#### Provided information

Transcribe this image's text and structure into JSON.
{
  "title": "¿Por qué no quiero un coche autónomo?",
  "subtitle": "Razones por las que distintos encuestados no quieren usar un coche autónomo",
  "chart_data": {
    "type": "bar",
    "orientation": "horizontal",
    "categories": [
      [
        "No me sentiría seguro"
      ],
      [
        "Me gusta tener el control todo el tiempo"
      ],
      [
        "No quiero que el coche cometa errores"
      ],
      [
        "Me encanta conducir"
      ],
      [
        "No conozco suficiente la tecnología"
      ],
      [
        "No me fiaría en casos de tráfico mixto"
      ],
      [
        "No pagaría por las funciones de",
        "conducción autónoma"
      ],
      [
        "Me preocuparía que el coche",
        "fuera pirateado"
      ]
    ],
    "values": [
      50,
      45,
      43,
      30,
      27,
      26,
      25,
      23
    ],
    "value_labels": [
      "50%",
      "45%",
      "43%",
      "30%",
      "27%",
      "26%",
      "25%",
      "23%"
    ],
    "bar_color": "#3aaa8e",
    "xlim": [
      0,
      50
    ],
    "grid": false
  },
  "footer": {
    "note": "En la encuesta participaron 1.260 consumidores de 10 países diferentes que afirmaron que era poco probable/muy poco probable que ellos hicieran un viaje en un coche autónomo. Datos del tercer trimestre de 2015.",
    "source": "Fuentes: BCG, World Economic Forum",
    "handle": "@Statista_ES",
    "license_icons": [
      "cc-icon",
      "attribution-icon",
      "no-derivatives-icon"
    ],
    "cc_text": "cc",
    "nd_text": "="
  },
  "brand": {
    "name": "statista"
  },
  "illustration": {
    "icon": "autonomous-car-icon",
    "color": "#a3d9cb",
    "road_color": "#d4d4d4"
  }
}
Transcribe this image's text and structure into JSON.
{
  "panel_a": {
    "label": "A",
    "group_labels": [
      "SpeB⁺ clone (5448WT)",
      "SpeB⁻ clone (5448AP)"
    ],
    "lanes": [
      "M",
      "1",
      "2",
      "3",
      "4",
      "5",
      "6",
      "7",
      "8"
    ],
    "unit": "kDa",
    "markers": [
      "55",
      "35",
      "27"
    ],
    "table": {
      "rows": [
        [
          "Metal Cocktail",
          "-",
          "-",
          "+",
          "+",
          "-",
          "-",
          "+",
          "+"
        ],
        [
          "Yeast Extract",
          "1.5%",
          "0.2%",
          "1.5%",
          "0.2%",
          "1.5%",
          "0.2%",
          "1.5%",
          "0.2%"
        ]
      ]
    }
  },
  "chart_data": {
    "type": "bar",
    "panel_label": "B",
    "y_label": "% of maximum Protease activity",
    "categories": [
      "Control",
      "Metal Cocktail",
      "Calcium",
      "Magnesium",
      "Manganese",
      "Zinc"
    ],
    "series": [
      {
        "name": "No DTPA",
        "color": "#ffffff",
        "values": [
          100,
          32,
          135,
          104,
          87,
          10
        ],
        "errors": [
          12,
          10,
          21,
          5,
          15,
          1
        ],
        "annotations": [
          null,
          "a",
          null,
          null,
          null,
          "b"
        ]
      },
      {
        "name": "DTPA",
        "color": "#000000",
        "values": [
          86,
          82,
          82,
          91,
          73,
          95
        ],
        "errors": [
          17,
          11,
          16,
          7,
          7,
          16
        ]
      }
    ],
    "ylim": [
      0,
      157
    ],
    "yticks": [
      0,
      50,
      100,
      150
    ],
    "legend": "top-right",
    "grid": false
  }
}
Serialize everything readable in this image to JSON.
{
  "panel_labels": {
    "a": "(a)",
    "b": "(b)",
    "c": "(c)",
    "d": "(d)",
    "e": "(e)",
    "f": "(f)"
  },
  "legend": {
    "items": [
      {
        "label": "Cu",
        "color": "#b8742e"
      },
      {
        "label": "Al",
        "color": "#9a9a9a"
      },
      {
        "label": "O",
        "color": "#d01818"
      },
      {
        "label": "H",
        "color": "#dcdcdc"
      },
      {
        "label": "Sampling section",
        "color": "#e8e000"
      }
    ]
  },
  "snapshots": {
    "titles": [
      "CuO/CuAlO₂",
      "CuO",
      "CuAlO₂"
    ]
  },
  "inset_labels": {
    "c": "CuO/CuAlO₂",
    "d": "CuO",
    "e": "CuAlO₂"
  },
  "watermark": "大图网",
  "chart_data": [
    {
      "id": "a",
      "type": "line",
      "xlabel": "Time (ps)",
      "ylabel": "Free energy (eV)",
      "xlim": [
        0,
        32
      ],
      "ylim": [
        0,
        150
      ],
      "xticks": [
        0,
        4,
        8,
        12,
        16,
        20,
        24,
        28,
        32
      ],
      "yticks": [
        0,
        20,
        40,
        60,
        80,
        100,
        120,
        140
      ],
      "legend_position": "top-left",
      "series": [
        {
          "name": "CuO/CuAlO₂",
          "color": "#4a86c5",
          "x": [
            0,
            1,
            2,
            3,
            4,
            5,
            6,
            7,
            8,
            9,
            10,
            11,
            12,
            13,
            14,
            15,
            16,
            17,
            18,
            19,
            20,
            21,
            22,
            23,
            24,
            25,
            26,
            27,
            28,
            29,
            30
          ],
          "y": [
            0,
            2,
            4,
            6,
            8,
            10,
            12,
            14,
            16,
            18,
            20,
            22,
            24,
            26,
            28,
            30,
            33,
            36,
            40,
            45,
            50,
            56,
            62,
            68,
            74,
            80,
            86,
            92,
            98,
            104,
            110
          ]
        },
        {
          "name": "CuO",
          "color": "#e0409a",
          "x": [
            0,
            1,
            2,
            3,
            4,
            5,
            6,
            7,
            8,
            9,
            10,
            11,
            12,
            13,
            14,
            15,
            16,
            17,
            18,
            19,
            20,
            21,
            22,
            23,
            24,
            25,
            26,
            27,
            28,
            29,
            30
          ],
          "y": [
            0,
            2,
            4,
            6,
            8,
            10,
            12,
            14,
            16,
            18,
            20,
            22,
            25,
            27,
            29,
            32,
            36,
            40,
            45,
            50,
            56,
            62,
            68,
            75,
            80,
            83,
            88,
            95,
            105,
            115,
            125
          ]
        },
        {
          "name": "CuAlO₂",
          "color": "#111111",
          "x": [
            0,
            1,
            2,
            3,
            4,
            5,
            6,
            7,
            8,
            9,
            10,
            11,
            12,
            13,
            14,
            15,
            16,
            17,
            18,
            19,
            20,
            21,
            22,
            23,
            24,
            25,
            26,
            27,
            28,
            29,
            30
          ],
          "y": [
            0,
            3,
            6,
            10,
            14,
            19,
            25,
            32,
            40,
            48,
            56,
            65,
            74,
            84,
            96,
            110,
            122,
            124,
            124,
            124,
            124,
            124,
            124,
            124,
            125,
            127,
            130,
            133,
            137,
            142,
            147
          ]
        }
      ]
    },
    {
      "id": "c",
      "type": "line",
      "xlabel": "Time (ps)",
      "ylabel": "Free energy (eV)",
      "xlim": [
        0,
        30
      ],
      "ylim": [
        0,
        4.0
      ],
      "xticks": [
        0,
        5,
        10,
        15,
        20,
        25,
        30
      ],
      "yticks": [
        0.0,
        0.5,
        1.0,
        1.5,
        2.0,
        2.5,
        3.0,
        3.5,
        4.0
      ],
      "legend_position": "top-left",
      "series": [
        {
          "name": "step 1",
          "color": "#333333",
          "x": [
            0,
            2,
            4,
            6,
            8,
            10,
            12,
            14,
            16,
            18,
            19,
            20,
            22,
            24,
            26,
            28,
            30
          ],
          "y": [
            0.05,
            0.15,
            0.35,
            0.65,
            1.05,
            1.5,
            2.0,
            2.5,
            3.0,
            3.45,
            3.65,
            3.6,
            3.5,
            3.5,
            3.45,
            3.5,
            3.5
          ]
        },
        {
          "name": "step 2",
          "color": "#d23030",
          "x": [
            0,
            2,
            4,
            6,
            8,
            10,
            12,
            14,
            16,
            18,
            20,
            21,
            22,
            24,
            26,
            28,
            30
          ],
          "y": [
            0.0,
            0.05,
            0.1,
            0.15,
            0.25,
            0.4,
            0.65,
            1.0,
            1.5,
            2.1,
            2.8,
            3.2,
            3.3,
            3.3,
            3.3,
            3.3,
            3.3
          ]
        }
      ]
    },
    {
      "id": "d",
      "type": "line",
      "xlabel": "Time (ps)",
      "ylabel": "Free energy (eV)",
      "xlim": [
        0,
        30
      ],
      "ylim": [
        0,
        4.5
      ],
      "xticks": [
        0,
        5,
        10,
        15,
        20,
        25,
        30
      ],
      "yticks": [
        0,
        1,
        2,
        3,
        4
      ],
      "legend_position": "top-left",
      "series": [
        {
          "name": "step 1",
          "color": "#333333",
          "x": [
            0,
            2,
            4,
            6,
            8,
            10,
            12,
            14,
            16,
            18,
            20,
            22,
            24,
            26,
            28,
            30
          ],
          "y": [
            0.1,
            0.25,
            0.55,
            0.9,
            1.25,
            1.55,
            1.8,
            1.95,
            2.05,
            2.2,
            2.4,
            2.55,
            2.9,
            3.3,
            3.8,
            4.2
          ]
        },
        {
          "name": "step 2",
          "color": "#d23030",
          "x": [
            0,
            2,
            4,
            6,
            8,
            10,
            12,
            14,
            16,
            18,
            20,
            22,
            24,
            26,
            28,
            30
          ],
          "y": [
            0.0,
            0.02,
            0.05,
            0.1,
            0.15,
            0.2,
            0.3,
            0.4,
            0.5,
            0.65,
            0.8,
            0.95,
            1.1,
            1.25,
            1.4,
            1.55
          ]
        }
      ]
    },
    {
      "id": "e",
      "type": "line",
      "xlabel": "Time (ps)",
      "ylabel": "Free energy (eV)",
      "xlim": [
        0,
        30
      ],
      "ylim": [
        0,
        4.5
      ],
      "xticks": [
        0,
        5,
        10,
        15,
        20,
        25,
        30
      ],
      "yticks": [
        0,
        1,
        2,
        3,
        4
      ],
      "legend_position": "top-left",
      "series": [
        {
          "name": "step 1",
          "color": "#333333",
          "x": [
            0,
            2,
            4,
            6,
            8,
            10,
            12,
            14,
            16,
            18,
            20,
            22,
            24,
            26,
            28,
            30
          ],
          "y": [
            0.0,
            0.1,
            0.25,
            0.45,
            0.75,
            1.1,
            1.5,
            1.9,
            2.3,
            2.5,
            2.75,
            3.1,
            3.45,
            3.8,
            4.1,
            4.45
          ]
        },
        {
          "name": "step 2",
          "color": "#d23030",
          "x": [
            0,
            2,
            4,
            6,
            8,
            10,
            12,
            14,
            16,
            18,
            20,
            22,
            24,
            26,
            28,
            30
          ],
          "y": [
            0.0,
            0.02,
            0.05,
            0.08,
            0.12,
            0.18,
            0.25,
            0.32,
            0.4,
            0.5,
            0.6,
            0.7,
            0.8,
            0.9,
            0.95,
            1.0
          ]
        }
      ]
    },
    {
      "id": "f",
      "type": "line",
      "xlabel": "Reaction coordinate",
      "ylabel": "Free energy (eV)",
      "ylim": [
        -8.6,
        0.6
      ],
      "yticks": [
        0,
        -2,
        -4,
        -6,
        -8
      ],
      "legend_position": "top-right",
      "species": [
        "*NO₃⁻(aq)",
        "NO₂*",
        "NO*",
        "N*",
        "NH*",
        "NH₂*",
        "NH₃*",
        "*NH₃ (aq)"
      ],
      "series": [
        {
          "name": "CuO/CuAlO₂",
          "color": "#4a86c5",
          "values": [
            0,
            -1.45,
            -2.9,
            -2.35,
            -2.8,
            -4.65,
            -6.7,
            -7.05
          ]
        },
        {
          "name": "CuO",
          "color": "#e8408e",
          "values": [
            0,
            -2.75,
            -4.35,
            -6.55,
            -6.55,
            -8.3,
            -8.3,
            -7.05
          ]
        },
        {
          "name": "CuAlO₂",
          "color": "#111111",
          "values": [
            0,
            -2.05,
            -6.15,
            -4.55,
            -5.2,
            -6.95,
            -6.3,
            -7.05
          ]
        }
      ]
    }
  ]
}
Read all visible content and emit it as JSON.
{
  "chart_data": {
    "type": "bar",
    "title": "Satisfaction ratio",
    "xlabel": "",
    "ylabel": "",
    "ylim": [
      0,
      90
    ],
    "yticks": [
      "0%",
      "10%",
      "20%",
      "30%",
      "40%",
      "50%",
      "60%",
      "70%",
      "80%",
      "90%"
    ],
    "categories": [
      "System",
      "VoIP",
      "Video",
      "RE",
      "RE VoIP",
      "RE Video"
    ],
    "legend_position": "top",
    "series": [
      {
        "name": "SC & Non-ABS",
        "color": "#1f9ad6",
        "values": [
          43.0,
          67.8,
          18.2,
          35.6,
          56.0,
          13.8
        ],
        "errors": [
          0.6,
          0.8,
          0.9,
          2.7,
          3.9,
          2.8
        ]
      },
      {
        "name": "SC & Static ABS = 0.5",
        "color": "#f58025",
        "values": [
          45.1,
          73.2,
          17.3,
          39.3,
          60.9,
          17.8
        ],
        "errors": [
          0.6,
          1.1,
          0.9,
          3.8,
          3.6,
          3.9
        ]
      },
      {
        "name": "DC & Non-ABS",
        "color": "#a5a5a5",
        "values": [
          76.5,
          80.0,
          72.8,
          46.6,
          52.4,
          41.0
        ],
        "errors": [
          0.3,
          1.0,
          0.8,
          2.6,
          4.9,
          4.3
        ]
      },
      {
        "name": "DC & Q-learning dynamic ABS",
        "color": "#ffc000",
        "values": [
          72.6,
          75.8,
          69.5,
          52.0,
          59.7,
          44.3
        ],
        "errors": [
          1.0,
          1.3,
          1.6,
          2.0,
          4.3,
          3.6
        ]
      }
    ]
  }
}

########

● **What you are asked to do**
Extract each line from the entries above that contains the string "clone".

● **Written solution**
      "SpeB⁺ clone (5448WT)",
      "SpeB⁻ clone (5448AP)"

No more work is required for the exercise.